* **What you are asked to do**
Below are records. Copy every line with "working" in it.

## START Entries

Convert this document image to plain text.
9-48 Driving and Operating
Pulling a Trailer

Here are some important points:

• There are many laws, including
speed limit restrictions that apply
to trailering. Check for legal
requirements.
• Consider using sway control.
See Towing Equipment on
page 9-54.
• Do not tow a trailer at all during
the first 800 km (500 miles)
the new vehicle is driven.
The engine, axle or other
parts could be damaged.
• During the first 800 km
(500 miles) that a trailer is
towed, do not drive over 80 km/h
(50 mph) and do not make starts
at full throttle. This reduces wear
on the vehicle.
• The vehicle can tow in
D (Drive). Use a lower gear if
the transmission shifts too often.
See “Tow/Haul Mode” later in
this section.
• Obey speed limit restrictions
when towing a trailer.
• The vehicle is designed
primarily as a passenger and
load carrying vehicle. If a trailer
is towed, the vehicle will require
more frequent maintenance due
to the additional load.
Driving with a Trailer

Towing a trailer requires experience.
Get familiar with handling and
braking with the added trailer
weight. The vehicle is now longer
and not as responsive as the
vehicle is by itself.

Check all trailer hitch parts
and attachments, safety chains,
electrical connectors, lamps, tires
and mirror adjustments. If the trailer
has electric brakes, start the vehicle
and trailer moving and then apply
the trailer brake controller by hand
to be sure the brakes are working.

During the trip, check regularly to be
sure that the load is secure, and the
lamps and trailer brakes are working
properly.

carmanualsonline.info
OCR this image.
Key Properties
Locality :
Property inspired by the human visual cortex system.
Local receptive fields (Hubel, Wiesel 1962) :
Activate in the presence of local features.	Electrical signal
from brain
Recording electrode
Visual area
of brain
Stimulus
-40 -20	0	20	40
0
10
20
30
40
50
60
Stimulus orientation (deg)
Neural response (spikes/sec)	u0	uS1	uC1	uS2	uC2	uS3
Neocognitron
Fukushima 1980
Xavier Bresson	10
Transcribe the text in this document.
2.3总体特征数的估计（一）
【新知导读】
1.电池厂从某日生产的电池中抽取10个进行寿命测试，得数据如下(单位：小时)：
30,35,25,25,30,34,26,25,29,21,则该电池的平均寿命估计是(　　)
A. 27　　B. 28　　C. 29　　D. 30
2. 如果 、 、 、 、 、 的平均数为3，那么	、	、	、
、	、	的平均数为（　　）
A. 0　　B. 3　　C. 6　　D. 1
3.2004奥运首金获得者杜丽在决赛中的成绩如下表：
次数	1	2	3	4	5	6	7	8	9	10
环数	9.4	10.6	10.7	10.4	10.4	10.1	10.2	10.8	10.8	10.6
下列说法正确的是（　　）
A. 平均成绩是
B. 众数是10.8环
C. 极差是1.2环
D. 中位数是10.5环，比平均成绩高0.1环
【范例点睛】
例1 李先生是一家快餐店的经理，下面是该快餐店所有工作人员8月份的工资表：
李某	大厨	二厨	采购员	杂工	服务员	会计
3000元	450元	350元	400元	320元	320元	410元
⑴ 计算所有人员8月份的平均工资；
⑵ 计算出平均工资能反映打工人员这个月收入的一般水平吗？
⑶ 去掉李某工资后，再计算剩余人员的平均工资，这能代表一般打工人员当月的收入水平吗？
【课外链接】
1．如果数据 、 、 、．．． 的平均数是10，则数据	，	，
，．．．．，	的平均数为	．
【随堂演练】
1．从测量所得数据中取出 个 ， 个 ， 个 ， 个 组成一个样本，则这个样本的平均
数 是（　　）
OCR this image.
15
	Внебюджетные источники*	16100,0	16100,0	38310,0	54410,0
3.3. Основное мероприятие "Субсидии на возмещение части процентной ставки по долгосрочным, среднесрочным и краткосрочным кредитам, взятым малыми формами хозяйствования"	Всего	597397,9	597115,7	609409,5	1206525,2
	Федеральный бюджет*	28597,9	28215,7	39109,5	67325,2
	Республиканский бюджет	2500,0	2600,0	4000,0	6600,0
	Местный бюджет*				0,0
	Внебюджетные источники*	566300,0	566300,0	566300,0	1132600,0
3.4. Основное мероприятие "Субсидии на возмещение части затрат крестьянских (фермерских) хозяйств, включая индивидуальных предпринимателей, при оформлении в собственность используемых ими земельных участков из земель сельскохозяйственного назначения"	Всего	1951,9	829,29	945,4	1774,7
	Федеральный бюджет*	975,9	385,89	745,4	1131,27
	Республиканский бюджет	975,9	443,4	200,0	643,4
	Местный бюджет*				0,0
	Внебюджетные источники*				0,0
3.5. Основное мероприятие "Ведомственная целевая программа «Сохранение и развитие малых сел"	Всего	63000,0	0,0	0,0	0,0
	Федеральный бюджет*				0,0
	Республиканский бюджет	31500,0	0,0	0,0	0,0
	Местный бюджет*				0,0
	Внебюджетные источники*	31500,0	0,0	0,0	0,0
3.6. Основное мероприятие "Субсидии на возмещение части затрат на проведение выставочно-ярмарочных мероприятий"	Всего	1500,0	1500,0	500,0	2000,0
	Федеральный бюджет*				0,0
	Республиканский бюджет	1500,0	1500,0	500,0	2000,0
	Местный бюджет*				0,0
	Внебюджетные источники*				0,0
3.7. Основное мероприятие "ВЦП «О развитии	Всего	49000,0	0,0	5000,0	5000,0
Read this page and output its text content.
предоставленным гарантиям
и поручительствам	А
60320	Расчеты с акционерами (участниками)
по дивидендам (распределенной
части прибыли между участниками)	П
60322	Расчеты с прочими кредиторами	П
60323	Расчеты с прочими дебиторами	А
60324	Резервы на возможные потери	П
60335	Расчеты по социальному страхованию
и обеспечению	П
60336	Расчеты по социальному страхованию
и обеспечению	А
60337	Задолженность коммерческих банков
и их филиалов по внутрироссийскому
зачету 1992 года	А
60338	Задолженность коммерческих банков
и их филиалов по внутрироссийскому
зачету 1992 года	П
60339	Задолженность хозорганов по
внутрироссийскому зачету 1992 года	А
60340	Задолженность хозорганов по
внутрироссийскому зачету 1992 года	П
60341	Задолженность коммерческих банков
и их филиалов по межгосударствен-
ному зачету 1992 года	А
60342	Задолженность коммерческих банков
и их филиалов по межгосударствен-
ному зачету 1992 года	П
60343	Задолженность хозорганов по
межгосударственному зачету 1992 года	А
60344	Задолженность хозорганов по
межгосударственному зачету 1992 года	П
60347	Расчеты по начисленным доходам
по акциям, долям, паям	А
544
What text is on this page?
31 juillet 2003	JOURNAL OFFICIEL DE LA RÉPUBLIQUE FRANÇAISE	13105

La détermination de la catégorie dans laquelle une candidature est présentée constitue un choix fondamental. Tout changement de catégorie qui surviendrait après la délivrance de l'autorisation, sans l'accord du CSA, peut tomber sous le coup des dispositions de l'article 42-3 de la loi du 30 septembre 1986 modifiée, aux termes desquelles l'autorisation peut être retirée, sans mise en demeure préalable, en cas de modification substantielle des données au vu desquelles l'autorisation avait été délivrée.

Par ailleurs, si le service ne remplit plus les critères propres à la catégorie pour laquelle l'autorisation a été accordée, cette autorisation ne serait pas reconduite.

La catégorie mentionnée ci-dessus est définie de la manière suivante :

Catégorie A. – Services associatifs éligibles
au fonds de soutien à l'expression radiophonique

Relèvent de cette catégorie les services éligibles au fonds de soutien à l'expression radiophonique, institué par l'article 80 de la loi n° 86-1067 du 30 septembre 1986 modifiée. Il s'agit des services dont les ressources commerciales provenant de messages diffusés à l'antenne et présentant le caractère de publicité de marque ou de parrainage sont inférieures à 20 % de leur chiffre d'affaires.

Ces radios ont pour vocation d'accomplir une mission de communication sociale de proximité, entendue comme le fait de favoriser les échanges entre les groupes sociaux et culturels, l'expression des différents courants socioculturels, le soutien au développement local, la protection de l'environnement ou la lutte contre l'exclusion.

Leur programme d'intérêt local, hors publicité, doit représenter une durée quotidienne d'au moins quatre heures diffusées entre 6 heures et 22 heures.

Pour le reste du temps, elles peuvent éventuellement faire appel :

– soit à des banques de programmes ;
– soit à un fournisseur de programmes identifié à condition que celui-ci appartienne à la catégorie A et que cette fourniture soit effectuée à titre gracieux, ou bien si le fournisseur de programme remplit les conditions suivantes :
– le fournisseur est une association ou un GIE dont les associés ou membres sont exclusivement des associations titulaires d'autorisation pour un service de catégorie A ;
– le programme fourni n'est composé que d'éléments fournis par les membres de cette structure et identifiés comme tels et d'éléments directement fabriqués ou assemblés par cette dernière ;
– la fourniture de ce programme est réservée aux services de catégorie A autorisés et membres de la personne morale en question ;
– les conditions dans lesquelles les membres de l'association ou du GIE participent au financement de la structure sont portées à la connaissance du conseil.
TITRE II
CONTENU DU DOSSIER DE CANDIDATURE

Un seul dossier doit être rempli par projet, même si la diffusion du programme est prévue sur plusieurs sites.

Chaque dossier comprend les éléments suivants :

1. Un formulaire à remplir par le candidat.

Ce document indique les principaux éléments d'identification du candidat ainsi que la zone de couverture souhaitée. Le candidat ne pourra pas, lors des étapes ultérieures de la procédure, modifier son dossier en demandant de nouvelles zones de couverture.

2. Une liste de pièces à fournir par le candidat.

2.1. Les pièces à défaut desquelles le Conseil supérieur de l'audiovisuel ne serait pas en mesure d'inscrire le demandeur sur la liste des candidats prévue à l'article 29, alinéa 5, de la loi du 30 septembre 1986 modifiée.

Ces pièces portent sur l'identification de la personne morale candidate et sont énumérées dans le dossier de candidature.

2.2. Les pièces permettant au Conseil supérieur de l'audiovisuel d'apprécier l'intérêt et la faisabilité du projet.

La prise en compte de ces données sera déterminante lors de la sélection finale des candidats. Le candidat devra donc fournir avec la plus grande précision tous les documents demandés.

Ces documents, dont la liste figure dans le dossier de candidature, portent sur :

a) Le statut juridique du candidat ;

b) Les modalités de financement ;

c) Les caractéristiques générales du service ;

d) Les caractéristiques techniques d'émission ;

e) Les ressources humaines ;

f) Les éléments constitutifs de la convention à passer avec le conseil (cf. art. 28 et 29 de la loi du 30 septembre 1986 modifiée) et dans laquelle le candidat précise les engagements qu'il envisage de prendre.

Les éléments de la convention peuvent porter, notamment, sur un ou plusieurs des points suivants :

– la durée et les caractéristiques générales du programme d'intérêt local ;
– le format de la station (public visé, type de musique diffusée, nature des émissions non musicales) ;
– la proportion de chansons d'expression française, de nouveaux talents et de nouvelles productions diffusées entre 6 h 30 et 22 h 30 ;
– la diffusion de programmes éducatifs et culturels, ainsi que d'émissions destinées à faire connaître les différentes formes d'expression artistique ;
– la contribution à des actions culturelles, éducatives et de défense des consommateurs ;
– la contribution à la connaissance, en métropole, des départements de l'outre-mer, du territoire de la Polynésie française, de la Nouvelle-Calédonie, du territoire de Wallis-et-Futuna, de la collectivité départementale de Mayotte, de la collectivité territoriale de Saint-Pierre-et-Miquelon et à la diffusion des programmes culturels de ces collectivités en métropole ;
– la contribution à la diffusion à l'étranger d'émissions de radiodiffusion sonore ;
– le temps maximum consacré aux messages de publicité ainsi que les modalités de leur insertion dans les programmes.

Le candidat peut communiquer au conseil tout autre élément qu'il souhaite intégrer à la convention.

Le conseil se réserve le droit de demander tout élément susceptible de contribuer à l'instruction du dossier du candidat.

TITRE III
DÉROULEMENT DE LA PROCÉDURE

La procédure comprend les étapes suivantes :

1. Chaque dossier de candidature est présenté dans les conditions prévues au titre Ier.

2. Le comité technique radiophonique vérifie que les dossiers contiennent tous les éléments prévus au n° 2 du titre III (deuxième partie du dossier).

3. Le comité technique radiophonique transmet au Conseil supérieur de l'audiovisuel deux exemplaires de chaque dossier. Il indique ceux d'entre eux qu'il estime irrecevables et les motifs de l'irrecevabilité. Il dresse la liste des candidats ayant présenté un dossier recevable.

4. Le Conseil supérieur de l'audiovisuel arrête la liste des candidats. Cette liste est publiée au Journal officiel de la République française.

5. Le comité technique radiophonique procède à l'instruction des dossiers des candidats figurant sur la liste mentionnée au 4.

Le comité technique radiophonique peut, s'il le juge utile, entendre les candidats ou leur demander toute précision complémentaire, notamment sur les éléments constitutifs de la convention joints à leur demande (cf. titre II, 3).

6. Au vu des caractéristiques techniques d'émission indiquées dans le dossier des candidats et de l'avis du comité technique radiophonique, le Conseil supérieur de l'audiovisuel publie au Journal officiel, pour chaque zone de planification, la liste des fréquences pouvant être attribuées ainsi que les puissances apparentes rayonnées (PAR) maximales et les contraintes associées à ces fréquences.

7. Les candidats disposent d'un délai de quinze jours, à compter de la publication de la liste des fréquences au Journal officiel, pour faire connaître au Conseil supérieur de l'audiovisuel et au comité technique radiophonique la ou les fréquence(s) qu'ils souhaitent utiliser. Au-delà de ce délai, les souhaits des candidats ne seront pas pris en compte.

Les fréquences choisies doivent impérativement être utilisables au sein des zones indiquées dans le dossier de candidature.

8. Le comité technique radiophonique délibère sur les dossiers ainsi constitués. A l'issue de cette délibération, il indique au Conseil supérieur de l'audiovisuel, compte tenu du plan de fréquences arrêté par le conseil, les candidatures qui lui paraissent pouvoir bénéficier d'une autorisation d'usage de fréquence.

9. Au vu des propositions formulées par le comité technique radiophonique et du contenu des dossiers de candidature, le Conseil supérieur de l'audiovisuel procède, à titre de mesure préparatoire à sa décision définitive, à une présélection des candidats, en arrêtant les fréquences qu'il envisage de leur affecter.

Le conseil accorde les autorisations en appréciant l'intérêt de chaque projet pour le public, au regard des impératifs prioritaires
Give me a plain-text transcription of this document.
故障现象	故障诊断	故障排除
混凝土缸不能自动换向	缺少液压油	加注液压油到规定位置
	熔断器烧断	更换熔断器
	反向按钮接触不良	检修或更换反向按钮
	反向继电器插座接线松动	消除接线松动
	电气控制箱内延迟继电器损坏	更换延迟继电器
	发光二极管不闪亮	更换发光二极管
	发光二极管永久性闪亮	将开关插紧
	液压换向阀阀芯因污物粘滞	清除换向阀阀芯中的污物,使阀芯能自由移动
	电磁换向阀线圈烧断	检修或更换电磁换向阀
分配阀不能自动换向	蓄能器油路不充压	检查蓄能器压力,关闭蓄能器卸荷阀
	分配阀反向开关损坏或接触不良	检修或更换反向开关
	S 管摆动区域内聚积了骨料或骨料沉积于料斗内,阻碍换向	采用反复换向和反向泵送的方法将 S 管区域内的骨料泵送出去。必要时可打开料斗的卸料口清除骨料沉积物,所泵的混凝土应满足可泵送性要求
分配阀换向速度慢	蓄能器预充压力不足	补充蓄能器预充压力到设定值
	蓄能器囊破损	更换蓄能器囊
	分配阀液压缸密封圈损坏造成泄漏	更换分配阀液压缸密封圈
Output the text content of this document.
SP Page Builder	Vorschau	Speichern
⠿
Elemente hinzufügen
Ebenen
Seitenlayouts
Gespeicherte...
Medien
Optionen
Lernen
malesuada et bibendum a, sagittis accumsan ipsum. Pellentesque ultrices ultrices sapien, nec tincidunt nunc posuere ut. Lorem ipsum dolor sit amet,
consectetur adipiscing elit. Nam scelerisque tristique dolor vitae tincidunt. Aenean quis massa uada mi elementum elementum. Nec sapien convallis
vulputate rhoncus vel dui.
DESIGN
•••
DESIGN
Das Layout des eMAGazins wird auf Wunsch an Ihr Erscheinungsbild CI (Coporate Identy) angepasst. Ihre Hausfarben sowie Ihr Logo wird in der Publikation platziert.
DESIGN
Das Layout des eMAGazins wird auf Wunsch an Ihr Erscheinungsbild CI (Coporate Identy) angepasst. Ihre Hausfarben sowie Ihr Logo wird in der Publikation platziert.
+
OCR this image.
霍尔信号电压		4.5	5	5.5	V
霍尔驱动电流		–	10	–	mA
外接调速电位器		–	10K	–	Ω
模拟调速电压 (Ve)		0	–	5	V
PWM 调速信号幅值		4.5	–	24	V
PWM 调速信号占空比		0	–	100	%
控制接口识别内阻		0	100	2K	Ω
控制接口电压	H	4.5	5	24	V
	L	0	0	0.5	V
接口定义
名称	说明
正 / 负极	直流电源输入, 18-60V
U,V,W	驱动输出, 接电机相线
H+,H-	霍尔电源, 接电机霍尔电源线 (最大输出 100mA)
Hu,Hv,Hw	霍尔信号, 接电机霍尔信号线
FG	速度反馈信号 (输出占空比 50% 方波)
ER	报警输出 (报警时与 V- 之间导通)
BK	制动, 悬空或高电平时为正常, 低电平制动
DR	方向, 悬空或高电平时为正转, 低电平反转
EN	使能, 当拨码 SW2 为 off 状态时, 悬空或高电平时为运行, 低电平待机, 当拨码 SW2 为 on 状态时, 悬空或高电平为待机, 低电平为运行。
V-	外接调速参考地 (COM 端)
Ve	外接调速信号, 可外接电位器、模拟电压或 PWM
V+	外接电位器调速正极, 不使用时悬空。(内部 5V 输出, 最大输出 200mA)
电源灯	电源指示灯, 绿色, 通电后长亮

## END Entries

* **Final answer**
to be sure the brakes are working.
lamps and trailer brakes are working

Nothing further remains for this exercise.